Records to use:
......

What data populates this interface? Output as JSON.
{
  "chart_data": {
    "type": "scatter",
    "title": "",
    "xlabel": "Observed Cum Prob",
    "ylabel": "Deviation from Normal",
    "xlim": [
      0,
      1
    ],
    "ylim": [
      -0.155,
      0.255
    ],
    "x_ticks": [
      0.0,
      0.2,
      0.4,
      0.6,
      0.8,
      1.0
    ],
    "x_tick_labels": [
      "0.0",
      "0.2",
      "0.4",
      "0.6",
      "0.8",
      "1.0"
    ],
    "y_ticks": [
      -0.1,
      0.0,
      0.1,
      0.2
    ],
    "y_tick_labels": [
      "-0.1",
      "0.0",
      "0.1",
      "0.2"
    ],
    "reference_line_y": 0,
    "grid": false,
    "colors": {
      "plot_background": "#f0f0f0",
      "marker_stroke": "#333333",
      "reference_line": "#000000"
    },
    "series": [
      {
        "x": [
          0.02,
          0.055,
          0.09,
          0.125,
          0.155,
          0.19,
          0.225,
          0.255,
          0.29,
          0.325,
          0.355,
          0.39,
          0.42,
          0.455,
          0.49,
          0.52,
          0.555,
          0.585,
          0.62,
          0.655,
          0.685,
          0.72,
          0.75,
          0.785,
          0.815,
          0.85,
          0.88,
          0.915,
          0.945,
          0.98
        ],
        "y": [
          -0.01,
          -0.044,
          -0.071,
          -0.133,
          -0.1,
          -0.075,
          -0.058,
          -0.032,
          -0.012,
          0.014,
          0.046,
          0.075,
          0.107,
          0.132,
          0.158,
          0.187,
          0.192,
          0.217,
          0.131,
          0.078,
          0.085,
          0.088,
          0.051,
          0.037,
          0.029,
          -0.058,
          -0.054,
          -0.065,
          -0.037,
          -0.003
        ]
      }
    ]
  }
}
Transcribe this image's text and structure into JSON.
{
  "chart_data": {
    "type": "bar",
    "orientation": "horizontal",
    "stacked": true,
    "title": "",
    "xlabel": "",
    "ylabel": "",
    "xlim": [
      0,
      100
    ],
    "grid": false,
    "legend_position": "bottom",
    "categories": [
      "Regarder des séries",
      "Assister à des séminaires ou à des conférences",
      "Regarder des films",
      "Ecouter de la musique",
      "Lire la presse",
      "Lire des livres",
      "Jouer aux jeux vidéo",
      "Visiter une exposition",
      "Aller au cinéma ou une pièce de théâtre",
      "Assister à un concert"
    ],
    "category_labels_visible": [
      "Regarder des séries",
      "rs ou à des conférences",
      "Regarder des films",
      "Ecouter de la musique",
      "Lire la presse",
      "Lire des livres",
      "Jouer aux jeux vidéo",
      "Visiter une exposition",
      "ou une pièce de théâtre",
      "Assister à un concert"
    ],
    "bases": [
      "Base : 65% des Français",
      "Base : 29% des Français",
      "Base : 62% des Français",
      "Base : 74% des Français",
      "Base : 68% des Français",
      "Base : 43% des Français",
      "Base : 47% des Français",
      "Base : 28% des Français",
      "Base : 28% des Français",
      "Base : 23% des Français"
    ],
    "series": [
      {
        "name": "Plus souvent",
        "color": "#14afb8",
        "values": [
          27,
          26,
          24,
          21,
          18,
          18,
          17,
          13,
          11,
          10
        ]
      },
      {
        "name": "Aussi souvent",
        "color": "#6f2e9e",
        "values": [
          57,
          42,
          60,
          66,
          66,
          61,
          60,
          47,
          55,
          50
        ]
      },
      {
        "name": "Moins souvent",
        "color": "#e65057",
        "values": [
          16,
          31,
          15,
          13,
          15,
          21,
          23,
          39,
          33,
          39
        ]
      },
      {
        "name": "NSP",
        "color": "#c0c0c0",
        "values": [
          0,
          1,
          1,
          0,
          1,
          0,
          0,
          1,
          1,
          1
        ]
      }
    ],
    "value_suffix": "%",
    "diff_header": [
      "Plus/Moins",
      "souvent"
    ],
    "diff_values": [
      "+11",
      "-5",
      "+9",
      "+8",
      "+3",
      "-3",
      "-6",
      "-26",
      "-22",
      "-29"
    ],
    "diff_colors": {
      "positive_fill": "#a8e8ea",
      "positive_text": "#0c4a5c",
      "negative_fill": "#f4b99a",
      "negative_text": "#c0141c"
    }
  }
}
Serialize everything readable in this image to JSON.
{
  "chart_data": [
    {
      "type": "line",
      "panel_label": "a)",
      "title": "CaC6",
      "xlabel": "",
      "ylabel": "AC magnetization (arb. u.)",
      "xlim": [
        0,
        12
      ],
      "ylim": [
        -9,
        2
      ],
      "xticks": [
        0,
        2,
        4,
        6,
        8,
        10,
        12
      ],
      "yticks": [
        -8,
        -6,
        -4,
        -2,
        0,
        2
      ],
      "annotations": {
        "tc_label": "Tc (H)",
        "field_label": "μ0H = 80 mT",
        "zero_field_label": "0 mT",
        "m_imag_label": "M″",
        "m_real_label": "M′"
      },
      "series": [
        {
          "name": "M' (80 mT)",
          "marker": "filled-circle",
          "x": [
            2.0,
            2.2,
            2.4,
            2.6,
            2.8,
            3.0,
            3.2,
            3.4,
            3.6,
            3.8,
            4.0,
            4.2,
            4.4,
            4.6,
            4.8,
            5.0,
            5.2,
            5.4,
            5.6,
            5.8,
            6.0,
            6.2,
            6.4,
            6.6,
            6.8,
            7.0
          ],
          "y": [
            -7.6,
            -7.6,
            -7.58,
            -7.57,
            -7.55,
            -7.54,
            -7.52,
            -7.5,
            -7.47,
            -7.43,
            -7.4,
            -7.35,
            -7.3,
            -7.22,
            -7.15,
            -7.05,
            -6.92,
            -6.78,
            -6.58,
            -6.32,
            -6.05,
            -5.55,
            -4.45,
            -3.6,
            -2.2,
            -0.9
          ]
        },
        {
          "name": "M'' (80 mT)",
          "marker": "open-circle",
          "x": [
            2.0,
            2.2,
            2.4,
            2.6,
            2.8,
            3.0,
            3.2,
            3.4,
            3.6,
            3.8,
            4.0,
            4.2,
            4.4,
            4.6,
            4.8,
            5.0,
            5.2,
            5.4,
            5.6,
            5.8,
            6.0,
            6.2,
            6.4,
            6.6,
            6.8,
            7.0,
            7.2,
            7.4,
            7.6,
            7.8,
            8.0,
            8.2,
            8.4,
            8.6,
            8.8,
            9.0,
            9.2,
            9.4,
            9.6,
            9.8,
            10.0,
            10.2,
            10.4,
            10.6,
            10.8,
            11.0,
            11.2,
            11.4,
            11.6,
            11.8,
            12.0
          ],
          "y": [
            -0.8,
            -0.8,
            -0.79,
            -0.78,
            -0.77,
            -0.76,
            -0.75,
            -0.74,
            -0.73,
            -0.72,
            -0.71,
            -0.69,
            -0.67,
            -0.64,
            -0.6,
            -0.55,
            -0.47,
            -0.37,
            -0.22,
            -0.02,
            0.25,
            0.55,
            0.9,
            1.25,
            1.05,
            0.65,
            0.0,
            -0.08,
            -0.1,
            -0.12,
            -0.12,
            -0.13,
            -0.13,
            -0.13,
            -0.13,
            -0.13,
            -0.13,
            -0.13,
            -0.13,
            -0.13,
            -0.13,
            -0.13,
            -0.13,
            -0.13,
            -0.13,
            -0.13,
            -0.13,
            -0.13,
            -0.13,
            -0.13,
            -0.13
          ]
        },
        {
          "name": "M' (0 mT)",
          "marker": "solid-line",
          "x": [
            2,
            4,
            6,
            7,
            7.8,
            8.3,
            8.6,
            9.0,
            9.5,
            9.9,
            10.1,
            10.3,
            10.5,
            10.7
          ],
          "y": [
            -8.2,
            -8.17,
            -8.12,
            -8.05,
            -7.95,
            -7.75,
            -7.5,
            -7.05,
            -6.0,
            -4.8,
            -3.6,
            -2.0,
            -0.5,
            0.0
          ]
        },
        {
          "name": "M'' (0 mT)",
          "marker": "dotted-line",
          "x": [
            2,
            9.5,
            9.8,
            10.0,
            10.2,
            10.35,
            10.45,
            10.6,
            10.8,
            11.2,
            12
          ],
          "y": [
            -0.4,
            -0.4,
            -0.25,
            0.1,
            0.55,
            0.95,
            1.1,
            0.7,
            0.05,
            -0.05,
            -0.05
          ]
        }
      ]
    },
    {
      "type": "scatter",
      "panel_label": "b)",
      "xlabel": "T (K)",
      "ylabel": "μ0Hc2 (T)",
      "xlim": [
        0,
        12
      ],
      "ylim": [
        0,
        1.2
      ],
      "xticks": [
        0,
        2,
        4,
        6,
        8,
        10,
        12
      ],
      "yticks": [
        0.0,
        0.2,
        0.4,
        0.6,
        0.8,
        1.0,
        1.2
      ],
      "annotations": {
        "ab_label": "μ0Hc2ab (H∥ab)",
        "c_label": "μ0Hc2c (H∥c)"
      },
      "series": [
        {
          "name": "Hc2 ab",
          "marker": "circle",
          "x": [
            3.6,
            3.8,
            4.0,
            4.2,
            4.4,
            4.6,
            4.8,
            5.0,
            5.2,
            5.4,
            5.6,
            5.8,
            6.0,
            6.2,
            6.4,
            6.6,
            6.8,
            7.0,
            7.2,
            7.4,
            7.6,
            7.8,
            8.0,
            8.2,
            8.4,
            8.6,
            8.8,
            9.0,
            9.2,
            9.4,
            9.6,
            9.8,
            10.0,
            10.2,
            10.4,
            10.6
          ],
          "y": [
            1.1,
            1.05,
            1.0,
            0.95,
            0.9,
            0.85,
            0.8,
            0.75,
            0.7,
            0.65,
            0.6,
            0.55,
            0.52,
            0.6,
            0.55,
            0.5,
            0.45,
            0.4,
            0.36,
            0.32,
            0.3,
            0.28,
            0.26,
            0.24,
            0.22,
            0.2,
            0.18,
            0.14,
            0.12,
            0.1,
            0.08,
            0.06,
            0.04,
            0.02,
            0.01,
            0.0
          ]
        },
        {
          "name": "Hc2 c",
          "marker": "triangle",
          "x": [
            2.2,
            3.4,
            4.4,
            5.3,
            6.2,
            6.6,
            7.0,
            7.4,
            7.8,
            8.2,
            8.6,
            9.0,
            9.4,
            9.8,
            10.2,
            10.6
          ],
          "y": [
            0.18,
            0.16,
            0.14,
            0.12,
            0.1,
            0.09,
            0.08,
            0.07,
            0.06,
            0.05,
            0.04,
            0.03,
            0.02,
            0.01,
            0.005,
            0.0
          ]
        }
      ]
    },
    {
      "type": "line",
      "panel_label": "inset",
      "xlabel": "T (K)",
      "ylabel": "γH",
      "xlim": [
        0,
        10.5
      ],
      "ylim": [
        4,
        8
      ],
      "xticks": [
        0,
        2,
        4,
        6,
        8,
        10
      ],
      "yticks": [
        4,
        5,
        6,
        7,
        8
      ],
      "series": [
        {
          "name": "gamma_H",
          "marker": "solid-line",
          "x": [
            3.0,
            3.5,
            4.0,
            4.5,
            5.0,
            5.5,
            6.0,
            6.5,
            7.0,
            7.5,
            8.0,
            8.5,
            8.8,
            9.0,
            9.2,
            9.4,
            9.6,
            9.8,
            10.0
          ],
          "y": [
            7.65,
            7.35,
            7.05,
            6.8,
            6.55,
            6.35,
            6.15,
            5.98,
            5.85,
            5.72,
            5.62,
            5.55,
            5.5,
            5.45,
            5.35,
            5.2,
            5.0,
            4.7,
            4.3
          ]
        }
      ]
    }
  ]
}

......

Work to be completed: Select every line above that contains the word "circle", and copy it.

Response to the exercise:
          "marker": "filled-circle",
          "marker": "open-circle",
          "marker": "circle",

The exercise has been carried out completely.